--- begin ---

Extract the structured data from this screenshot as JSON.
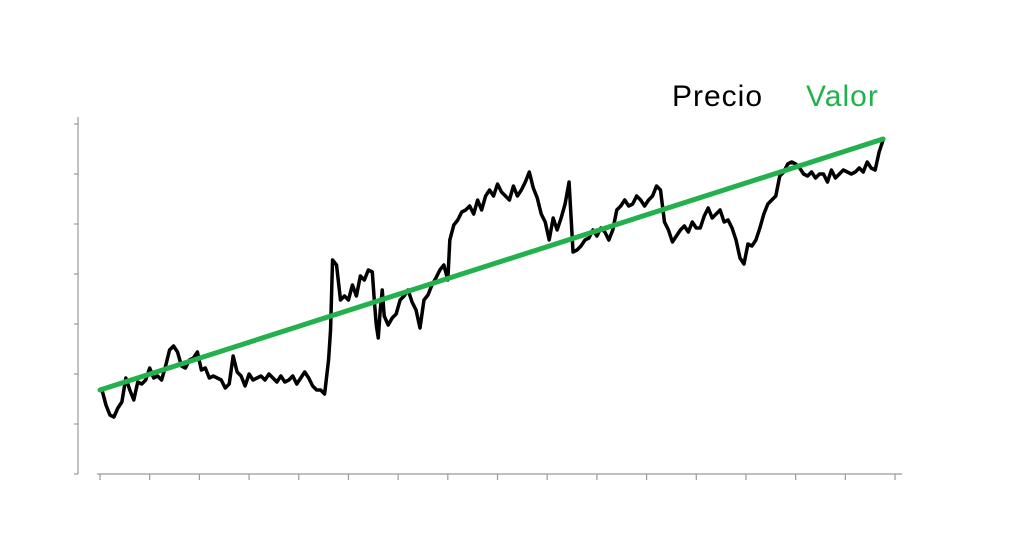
{
  "chart_data": {
    "type": "line",
    "series": [
      {
        "name": "Precio",
        "color": "#000000",
        "x": [
          2,
          6,
          10,
          14,
          18,
          22,
          26,
          30,
          34,
          38,
          42,
          46,
          50,
          54,
          58,
          62,
          66,
          70,
          74,
          78,
          82,
          86,
          90,
          94,
          98,
          102,
          106,
          110,
          114,
          118,
          122,
          126,
          130,
          134,
          138,
          142,
          146,
          150,
          154,
          158,
          162,
          166,
          170,
          174,
          178,
          182,
          186,
          190,
          194,
          198,
          202,
          206,
          210,
          214,
          218,
          222,
          226,
          230,
          232,
          234,
          238,
          242,
          246,
          250,
          254,
          258,
          262,
          266,
          270,
          274,
          276,
          278,
          280,
          282,
          284,
          286,
          290,
          294,
          298,
          302,
          306,
          310,
          314,
          318,
          322,
          326,
          330,
          334,
          338,
          342,
          346,
          350,
          352,
          356,
          360,
          364,
          368,
          372,
          376,
          380,
          384,
          388,
          392,
          396,
          400,
          404,
          408,
          412,
          416,
          420,
          424,
          428,
          432,
          436,
          440,
          444,
          448,
          452,
          456,
          460,
          464,
          468,
          472,
          476,
          480,
          484,
          488,
          492,
          496,
          500,
          504,
          508,
          512,
          516,
          520,
          524,
          528,
          532,
          536,
          540,
          544,
          548,
          552,
          556,
          560,
          564,
          568,
          572,
          576,
          580,
          584,
          588,
          592,
          596,
          600,
          604,
          608,
          612,
          616,
          620,
          624,
          628,
          632,
          636,
          640,
          644,
          648,
          652,
          656,
          660,
          664,
          668,
          672,
          676,
          680,
          684,
          688,
          692,
          696,
          700,
          704,
          708,
          712,
          716,
          720,
          724,
          728,
          732,
          736,
          740,
          744,
          748,
          752,
          756,
          760,
          764,
          768,
          772,
          776,
          780,
          784,
          788
        ],
        "values": [
          84,
          69,
          59,
          57,
          66,
          72,
          96,
          84,
          74,
          92,
          90,
          94,
          106,
          96,
          98,
          94,
          108,
          124,
          128,
          122,
          108,
          106,
          114,
          116,
          122,
          104,
          106,
          96,
          98,
          96,
          94,
          86,
          90,
          118,
          102,
          98,
          88,
          100,
          94,
          96,
          98,
          94,
          100,
          96,
          92,
          98,
          92,
          94,
          98,
          90,
          96,
          102,
          96,
          88,
          84,
          84,
          80,
          114,
          144,
          214,
          209,
          174,
          178,
          174,
          189,
          178,
          198,
          194,
          204,
          202,
          174,
          149,
          136,
          164,
          184,
          158,
          149,
          156,
          160,
          174,
          178,
          184,
          172,
          164,
          146,
          174,
          179,
          189,
          196,
          204,
          209,
          194,
          234,
          249,
          254,
          262,
          264,
          268,
          260,
          274,
          264,
          278,
          284,
          278,
          290,
          282,
          278,
          274,
          288,
          278,
          284,
          292,
          302,
          286,
          276,
          260,
          252,
          234,
          256,
          244,
          256,
          270,
          292,
          222,
          224,
          228,
          234,
          236,
          244,
          238,
          246,
          242,
          234,
          244,
          264,
          268,
          274,
          268,
          270,
          278,
          274,
          268,
          274,
          278,
          288,
          284,
          252,
          244,
          232,
          238,
          244,
          248,
          242,
          252,
          246,
          246,
          258,
          266,
          256,
          260,
          264,
          252,
          254,
          246,
          234,
          216,
          210,
          230,
          228,
          234,
          246,
          260,
          270,
          274,
          278,
          298,
          302,
          310,
          312,
          310,
          306,
          300,
          298,
          302,
          296,
          300,
          300,
          292,
          304,
          296,
          300,
          304,
          302,
          300,
          302,
          306,
          302,
          312,
          306,
          304,
          322,
          334
        ]
      },
      {
        "name": "Valor",
        "color": "#22b14c",
        "x": [
          0,
          788
        ],
        "values": [
          84,
          335
        ]
      }
    ],
    "xlim": [
      0,
      805
    ],
    "xticks": [
      0,
      50,
      100,
      150,
      200,
      250,
      300,
      350,
      400,
      450,
      500,
      550,
      600,
      650,
      700,
      750,
      800
    ],
    "ylim": [
      0,
      357
    ],
    "yticks": [
      0,
      50,
      100,
      150,
      200,
      250,
      300,
      350
    ]
  }
}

--- end ---

_Exercise requirements_
Go through the data above and transcribe it in full, omitting any image.

_Answer to the exercise_
Extract the structured data from this screenshot as JSON.
{
  "chart_data": {
    "type": "line",
    "series": [
      {
        "name": "Precio",
        "color": "#000000",
        "x": [
          2,
          6,
          10,
          14,
          18,
          22,
          26,
          30,
          34,
          38,
          42,
          46,
          50,
          54,
          58,
          62,
          66,
          70,
          74,
          78,
          82,
          86,
          90,
          94,
          98,
          102,
          106,
          110,
          114,
          118,
          122,
          126,
          130,
          134,
          138,
          142,
          146,
          150,
          154,
          158,
          162,
          166,
          170,
          174,
          178,
          182,
          186,
          190,
          194,
          198,
          202,
          206,
          210,
          214,
          218,
          222,
          226,
          230,
          232,
          234,
          238,
          242,
          246,
          250,
          254,
          258,
          262,
          266,
          270,
          274,
          276,
          278,
          280,
          282,
          284,
          286,
          290,
          294,
          298,
          302,
          306,
          310,
          314,
          318,
          322,
          326,
          330,
          334,
          338,
          342,
          346,
          350,
          352,
          356,
          360,
          364,
          368,
          372,
          376,
          380,
          384,
          388,
          392,
          396,
          400,
          404,
          408,
          412,
          416,
          420,
          424,
          428,
          432,
          436,
          440,
          444,
          448,
          452,
          456,
          460,
          464,
          468,
          472,
          476,
          480,
          484,
          488,
          492,
          496,
          500,
          504,
          508,
          512,
          516,
          520,
          524,
          528,
          532,
          536,
          540,
          544,
          548,
          552,
          556,
          560,
          564,
          568,
          572,
          576,
          580,
          584,
          588,
          592,
          596,
          600,
          604,
          608,
          612,
          616,
          620,
          624,
          628,
          632,
          636,
          640,
          644,
          648,
          652,
          656,
          660,
          664,
          668,
          672,
          676,
          680,
          684,
          688,
          692,
          696,
          700,
          704,
          708,
          712,
          716,
          720,
          724,
          728,
          732,
          736,
          740,
          744,
          748,
          752,
          756,
          760,
          764,
          768,
          772,
          776,
          780,
          784,
          788
        ],
        "values": [
          84,
          69,
          59,
          57,
          66,
          72,
          96,
          84,
          74,
          92,
          90,
          94,
          106,
          96,
          98,
          94,
          108,
          124,
          128,
          122,
          108,
          106,
          114,
          116,
          122,
          104,
          106,
          96,
          98,
          96,
          94,
          86,
          90,
          118,
          102,
          98,
          88,
          100,
          94,
          96,
          98,
          94,
          100,
          96,
          92,
          98,
          92,
          94,
          98,
          90,
          96,
          102,
          96,
          88,
          84,
          84,
          80,
          114,
          144,
          214,
          209,
          174,
          178,
          174,
          189,
          178,
          198,
          194,
          204,
          202,
          174,
          149,
          136,
          164,
          184,
          158,
          149,
          156,
          160,
          174,
          178,
          184,
          172,
          164,
          146,
          174,
          179,
          189,
          196,
          204,
          209,
          194,
          234,
          249,
          254,
          262,
          264,
          268,
          260,
          274,
          264,
          278,
          284,
          278,
          290,
          282,
          278,
          274,
          288,
          278,
          284,
          292,
          302,
          286,
          276,
          260,
          252,
          234,
          256,
          244,
          256,
          270,
          292,
          222,
          224,
          228,
          234,
          236,
          244,
          238,
          246,
          242,
          234,
          244,
          264,
          268,
          274,
          268,
          270,
          278,
          274,
          268,
          274,
          278,
          288,
          284,
          252,
          244,
          232,
          238,
          244,
          248,
          242,
          252,
          246,
          246,
          258,
          266,
          256,
          260,
          264,
          252,
          254,
          246,
          234,
          216,
          210,
          230,
          228,
          234,
          246,
          260,
          270,
          274,
          278,
          298,
          302,
          310,
          312,
          310,
          306,
          300,
          298,
          302,
          296,
          300,
          300,
          292,
          304,
          296,
          300,
          304,
          302,
          300,
          302,
          306,
          302,
          312,
          306,
          304,
          322,
          334
        ]
      },
      {
        "name": "Valor",
        "color": "#22b14c",
        "x": [
          0,
          788
        ],
        "values": [
          84,
          335
        ]
      }
    ],
    "xlim": [
      0,
      805
    ],
    "xticks": [
      0,
      50,
      100,
      150,
      200,
      250,
      300,
      350,
      400,
      450,
      500,
      550,
      600,
      650,
      700,
      750,
      800
    ],
    "ylim": [
      0,
      357
    ],
    "yticks": [
      0,
      50,
      100,
      150,
      200,
      250,
      300,
      350
    ]
  }
}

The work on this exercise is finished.